* Records for the task:

-- Start --

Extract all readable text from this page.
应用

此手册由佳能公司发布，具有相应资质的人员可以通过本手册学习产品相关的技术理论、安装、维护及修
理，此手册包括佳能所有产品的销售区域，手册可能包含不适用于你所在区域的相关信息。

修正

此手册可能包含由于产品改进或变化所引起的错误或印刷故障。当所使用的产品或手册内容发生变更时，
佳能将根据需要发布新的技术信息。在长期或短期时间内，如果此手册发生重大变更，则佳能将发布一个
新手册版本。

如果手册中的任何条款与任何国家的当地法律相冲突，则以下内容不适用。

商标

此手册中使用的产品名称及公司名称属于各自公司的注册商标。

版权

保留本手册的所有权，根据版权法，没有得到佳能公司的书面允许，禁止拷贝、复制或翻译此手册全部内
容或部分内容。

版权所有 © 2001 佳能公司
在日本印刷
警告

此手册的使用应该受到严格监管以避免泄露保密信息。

-- End --

Your task is to retype all the records above with nothing left out.

* Written solution:
Extract all readable text from this page.
应用

此手册由佳能公司发布，具有相应资质的人员可以通过本手册学习产品相关的技术理论、安装、维护及修
理，此手册包括佳能所有产品的销售区域，手册可能包含不适用于你所在区域的相关信息。

修正

此手册可能包含由于产品改进或变化所引起的错误或印刷故障。当所使用的产品或手册内容发生变更时，
佳能将根据需要发布新的技术信息。在长期或短期时间内，如果此手册发生重大变更，则佳能将发布一个
新手册版本。

如果手册中的任何条款与任何国家的当地法律相冲突，则以下内容不适用。

商标

此手册中使用的产品名称及公司名称属于各自公司的注册商标。

版权

保留本手册的所有权，根据版权法，没有得到佳能公司的书面允许，禁止拷贝、复制或翻译此手册全部内
容或部分内容。

版权所有 © 2001 佳能公司
在日本印刷
警告

此手册的使用应该受到严格监管以避免泄露保密信息。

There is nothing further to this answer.